(What the exercise asks) Search the records for "Всего". Copy every line where it appears.

(Entries supplied)

* START *

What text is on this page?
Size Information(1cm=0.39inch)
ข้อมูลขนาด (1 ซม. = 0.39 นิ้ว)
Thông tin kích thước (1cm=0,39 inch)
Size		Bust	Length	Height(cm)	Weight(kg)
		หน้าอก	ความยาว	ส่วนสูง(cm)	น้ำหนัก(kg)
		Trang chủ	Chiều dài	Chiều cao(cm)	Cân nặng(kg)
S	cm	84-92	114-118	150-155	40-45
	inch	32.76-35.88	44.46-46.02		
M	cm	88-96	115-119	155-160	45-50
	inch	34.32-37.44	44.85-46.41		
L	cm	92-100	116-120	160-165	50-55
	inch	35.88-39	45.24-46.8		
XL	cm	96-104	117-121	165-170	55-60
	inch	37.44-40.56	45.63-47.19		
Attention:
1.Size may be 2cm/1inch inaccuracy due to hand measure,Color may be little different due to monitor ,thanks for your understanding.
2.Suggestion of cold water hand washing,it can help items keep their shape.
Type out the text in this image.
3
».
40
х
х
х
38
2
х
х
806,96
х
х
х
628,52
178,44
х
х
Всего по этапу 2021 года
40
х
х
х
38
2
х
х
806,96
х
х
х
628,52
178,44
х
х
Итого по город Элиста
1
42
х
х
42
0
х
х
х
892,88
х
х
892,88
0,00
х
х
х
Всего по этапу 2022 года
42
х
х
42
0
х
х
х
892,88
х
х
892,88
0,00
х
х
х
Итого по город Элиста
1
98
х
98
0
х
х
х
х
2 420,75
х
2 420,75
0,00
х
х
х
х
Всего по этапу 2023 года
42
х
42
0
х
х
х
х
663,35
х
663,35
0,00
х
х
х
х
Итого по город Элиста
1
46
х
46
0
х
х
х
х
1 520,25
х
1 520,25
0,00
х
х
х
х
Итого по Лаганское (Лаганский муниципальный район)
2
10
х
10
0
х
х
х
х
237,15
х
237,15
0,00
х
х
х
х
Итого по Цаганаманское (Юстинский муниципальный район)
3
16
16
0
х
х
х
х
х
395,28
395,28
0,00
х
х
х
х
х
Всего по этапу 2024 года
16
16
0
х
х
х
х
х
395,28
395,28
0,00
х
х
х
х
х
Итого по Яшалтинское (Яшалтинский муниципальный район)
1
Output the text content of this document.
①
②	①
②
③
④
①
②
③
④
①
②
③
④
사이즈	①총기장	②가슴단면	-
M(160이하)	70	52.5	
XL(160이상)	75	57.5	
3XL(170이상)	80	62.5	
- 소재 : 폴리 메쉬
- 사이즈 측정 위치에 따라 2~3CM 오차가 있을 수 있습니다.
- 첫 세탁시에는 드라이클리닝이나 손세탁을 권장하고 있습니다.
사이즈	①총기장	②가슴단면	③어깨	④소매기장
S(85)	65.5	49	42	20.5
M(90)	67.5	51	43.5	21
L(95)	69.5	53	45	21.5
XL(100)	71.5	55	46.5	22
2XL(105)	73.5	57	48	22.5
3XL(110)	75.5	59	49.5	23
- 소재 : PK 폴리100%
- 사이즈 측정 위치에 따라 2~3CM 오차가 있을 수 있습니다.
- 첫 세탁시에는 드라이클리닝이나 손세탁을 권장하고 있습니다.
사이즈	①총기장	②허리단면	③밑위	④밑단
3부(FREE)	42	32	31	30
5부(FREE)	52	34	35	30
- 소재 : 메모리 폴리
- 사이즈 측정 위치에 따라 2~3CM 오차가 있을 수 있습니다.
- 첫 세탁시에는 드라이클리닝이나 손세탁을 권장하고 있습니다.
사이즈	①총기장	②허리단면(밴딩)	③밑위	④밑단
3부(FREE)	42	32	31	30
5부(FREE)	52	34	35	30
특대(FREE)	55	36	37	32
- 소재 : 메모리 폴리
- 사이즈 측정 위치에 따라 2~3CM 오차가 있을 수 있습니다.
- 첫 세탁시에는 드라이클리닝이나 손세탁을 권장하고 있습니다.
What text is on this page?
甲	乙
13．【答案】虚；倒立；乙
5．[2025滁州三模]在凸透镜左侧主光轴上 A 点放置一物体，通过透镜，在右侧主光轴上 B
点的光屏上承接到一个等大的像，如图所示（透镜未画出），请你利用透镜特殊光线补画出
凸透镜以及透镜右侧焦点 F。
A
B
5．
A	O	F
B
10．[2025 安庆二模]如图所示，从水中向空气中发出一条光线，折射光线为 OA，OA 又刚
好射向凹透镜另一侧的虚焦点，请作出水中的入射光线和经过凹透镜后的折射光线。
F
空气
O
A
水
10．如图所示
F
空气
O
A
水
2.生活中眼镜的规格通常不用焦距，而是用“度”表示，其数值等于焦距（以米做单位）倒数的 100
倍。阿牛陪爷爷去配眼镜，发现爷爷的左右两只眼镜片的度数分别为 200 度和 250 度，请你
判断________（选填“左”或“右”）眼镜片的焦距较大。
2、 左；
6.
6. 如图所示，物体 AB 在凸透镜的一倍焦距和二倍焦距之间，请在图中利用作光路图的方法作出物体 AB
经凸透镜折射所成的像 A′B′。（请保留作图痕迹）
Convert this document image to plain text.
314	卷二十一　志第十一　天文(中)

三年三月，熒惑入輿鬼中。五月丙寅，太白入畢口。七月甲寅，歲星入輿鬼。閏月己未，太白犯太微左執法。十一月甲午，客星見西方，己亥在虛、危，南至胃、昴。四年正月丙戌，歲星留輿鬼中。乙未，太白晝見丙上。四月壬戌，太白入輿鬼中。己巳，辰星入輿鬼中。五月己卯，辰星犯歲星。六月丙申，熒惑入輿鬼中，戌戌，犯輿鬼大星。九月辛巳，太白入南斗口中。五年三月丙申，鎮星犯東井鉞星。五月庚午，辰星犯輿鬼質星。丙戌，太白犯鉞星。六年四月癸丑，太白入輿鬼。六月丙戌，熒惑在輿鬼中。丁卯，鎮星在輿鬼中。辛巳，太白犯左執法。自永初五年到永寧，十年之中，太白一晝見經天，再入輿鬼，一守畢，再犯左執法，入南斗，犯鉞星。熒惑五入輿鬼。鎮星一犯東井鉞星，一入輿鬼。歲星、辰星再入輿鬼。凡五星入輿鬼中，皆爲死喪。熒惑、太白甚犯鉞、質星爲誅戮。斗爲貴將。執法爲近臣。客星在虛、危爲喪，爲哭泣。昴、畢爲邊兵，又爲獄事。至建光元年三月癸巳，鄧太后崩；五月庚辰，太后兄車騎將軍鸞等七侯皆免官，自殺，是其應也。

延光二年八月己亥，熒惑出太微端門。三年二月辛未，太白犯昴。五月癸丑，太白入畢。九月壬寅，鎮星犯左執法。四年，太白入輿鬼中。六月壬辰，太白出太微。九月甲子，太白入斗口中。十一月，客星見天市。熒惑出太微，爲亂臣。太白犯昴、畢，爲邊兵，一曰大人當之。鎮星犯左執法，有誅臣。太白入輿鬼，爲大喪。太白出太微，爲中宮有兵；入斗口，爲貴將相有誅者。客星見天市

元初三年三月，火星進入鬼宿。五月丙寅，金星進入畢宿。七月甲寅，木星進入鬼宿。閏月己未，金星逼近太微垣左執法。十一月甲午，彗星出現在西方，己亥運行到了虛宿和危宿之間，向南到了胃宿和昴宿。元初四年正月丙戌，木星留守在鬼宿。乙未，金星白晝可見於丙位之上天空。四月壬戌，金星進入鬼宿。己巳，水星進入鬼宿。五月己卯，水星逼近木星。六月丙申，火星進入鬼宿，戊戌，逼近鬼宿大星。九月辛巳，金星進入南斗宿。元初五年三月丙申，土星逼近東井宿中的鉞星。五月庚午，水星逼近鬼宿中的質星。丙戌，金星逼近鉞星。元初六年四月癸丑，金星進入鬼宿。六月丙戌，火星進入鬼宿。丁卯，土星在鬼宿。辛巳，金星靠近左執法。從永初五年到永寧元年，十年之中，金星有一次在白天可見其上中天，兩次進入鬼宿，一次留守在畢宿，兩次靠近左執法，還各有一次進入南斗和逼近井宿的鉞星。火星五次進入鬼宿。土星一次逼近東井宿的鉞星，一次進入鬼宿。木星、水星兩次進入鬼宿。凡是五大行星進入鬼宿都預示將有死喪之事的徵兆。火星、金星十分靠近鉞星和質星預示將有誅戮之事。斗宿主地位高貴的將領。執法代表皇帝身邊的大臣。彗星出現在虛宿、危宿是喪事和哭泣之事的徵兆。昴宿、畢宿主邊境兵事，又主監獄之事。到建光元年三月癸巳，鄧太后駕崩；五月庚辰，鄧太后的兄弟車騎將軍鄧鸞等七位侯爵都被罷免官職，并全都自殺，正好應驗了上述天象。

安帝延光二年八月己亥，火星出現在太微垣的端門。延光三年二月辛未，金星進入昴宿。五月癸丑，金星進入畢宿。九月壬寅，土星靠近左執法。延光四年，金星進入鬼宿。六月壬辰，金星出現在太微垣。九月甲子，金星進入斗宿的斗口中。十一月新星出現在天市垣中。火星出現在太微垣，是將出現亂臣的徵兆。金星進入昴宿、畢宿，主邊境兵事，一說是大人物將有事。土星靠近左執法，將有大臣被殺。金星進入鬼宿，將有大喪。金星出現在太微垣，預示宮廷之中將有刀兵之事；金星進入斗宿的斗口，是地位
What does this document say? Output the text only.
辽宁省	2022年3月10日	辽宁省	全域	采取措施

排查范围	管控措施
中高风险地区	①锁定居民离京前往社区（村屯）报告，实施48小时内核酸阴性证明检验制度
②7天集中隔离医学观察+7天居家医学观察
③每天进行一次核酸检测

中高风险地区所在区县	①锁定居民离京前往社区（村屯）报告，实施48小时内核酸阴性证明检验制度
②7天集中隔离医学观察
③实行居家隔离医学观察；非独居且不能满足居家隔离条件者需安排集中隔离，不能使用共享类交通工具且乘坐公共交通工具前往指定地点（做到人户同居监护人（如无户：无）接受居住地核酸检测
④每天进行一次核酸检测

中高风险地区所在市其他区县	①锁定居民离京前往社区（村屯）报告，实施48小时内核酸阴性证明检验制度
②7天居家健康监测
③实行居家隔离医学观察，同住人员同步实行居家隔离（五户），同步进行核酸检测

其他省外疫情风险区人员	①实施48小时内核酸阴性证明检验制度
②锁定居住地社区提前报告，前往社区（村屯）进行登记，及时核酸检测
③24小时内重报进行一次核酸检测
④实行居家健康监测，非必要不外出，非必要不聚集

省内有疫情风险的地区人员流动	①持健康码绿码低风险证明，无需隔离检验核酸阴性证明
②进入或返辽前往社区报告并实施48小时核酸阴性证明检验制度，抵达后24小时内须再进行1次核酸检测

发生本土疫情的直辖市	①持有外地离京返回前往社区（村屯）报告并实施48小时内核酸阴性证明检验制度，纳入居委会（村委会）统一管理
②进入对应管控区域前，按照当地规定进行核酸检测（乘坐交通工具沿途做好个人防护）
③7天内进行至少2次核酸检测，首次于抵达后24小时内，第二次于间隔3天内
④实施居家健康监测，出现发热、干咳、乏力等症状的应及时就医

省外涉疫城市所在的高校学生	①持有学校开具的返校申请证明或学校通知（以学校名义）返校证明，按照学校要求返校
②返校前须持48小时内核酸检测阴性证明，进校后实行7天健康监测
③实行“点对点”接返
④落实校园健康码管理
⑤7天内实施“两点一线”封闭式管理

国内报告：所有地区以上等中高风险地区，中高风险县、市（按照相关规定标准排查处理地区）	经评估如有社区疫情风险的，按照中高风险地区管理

* END *

(Complete output)
Всего по этапу 2021 года
Всего по этапу 2022 года
Всего по этапу 2023 года
Всего по этапу 2024 года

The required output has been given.